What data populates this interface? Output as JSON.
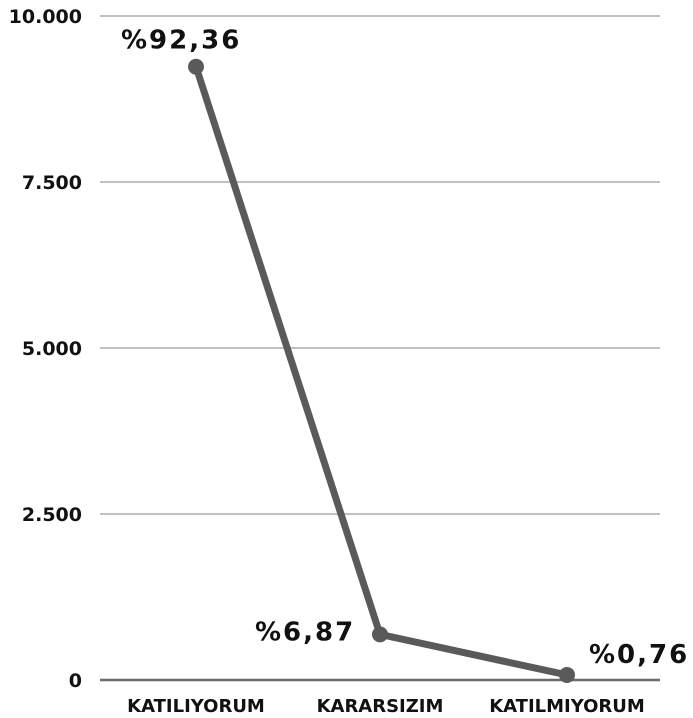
{
  "chart_data": {
    "type": "line",
    "categories": [
      "KATILIYORUM",
      "KARARSIZIM",
      "KATILMIYORUM"
    ],
    "values": [
      9236,
      687,
      76
    ],
    "data_labels": [
      "%92,36",
      "%6,87",
      "%0,76"
    ],
    "y_ticks": [
      {
        "value": 0,
        "label": "0"
      },
      {
        "value": 2500,
        "label": "2.500"
      },
      {
        "value": 5000,
        "label": "5.000"
      },
      {
        "value": 7500,
        "label": "7.500"
      },
      {
        "value": 10000,
        "label": "10.000"
      }
    ],
    "ylim": [
      0,
      10000
    ],
    "grid": true,
    "legend": "none",
    "colors": {
      "line": "#5a5a5a",
      "grid": "#c0c0c0",
      "axis": "#6a6a6a",
      "text": "#111111"
    }
  }
}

To be done:
Each record above should be copied character for character, with pictures dropped.

Task solution:
What data populates this interface? Output as JSON.
{
  "chart_data": {
    "type": "line",
    "categories": [
      "KATILIYORUM",
      "KARARSIZIM",
      "KATILMIYORUM"
    ],
    "values": [
      9236,
      687,
      76
    ],
    "data_labels": [
      "%92,36",
      "%6,87",
      "%0,76"
    ],
    "y_ticks": [
      {
        "value": 0,
        "label": "0"
      },
      {
        "value": 2500,
        "label": "2.500"
      },
      {
        "value": 5000,
        "label": "5.000"
      },
      {
        "value": 7500,
        "label": "7.500"
      },
      {
        "value": 10000,
        "label": "10.000"
      }
    ],
    "ylim": [
      0,
      10000
    ],
    "grid": true,
    "legend": "none",
    "colors": {
      "line": "#5a5a5a",
      "grid": "#c0c0c0",
      "axis": "#6a6a6a",
      "text": "#111111"
    }
  }
}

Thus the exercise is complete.